(Data records)
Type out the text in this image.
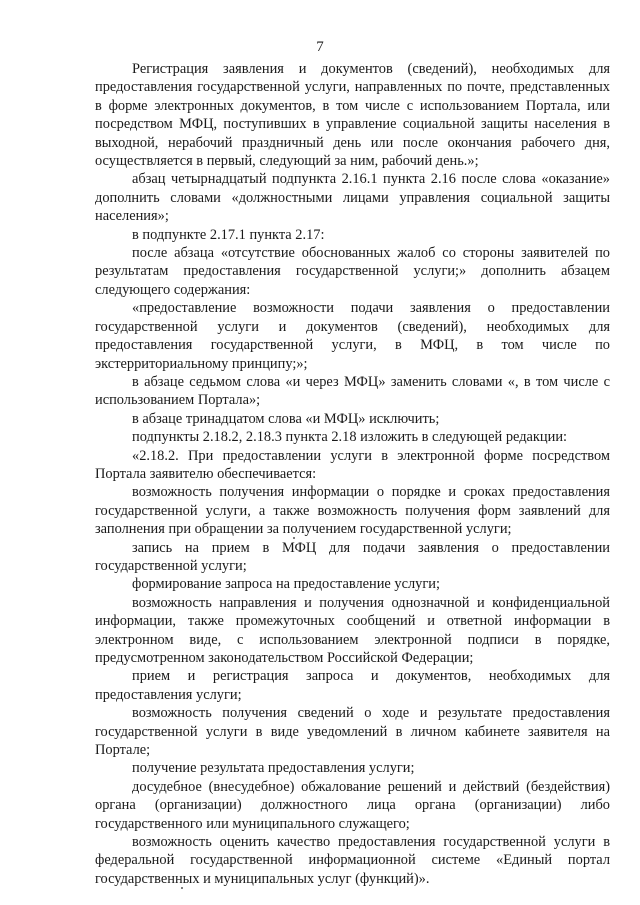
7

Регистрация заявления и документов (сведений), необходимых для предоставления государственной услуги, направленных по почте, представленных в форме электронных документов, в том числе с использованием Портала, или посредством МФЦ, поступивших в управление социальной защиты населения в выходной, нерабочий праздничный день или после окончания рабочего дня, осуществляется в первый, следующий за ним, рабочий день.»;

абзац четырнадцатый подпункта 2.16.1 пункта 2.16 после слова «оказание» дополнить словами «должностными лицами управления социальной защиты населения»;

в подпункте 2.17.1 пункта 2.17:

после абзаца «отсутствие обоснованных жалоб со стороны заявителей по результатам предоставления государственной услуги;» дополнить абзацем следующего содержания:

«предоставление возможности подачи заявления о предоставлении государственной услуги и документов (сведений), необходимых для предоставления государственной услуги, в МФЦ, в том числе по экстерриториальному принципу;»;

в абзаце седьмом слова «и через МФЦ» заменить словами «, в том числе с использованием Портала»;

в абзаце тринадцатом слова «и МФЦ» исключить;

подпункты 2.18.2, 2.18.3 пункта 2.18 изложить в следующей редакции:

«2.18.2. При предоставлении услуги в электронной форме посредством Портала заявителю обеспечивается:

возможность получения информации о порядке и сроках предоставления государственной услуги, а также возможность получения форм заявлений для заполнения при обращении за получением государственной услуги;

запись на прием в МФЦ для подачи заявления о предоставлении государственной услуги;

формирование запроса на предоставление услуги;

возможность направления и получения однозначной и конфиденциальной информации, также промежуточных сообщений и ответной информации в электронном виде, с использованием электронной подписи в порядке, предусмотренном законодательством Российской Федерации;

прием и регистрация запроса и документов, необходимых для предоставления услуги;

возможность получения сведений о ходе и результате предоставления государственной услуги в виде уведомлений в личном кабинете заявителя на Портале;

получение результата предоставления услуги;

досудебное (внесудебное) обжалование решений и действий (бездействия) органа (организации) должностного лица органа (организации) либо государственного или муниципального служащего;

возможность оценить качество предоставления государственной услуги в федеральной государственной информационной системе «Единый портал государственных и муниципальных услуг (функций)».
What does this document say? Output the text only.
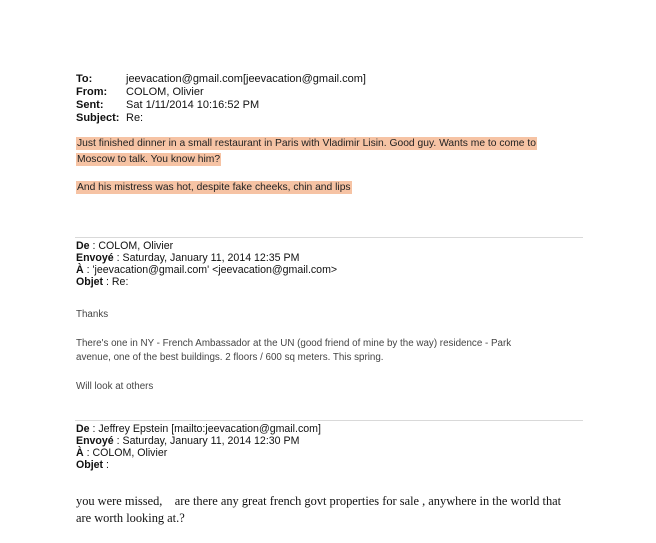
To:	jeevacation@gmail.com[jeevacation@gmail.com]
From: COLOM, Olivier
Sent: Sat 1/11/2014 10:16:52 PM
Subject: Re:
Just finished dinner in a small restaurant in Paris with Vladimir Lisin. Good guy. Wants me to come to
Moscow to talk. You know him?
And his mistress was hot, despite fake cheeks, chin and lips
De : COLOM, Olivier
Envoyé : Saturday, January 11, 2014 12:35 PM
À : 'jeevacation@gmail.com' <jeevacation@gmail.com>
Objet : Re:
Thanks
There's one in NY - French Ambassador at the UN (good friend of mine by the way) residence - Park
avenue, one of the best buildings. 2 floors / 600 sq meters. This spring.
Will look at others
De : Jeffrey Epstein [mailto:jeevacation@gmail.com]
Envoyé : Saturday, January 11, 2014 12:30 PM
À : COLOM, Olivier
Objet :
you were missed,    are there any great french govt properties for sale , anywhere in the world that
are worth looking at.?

§ Task objective: Give the data above again in full and unchanged, skipping the pictures.

§ Reply to the task:
Type out the text in this image.
7

Регистрация заявления и документов (сведений), необходимых для предоставления государственной услуги, направленных по почте, представленных в форме электронных документов, в том числе с использованием Портала, или посредством МФЦ, поступивших в управление социальной защиты населения в выходной, нерабочий праздничный день или после окончания рабочего дня, осуществляется в первый, следующий за ним, рабочий день.»;

абзац четырнадцатый подпункта 2.16.1 пункта 2.16 после слова «оказание» дополнить словами «должностными лицами управления социальной защиты населения»;

в подпункте 2.17.1 пункта 2.17:

после абзаца «отсутствие обоснованных жалоб со стороны заявителей по результатам предоставления государственной услуги;» дополнить абзацем следующего содержания:

«предоставление возможности подачи заявления о предоставлении государственной услуги и документов (сведений), необходимых для предоставления государственной услуги, в МФЦ, в том числе по экстерриториальному принципу;»;

в абзаце седьмом слова «и через МФЦ» заменить словами «, в том числе с использованием Портала»;

в абзаце тринадцатом слова «и МФЦ» исключить;

подпункты 2.18.2, 2.18.3 пункта 2.18 изложить в следующей редакции:

«2.18.2. При предоставлении услуги в электронной форме посредством Портала заявителю обеспечивается:

возможность получения информации о порядке и сроках предоставления государственной услуги, а также возможность получения форм заявлений для заполнения при обращении за получением государственной услуги;

запись на прием в МФЦ для подачи заявления о предоставлении государственной услуги;

формирование запроса на предоставление услуги;

возможность направления и получения однозначной и конфиденциальной информации, также промежуточных сообщений и ответной информации в электронном виде, с использованием электронной подписи в порядке, предусмотренном законодательством Российской Федерации;

прием и регистрация запроса и документов, необходимых для предоставления услуги;

возможность получения сведений о ходе и результате предоставления государственной услуги в виде уведомлений в личном кабинете заявителя на Портале;

получение результата предоставления услуги;

досудебное (внесудебное) обжалование решений и действий (бездействия) органа (организации) должностного лица органа (организации) либо государственного или муниципального служащего;

возможность оценить качество предоставления государственной услуги в федеральной государственной информационной системе «Единый портал государственных и муниципальных услуг (функций)».
What does this document say? Output the text only.
To:	jeevacation@gmail.com[jeevacation@gmail.com]
From: COLOM, Olivier
Sent: Sat 1/11/2014 10:16:52 PM
Subject: Re:
Just finished dinner in a small restaurant in Paris with Vladimir Lisin. Good guy. Wants me to come to
Moscow to talk. You know him?
And his mistress was hot, despite fake cheeks, chin and lips
De : COLOM, Olivier
Envoyé : Saturday, January 11, 2014 12:35 PM
À : 'jeevacation@gmail.com' <jeevacation@gmail.com>
Objet : Re:
Thanks
There's one in NY - French Ambassador at the UN (good friend of mine by the way) residence - Park
avenue, one of the best buildings. 2 floors / 600 sq meters. This spring.
Will look at others
De : Jeffrey Epstein [mailto:jeevacation@gmail.com]
Envoyé : Saturday, January 11, 2014 12:30 PM
À : COLOM, Olivier
Objet :
you were missed,    are there any great french govt properties for sale , anywhere in the world that
are worth looking at.?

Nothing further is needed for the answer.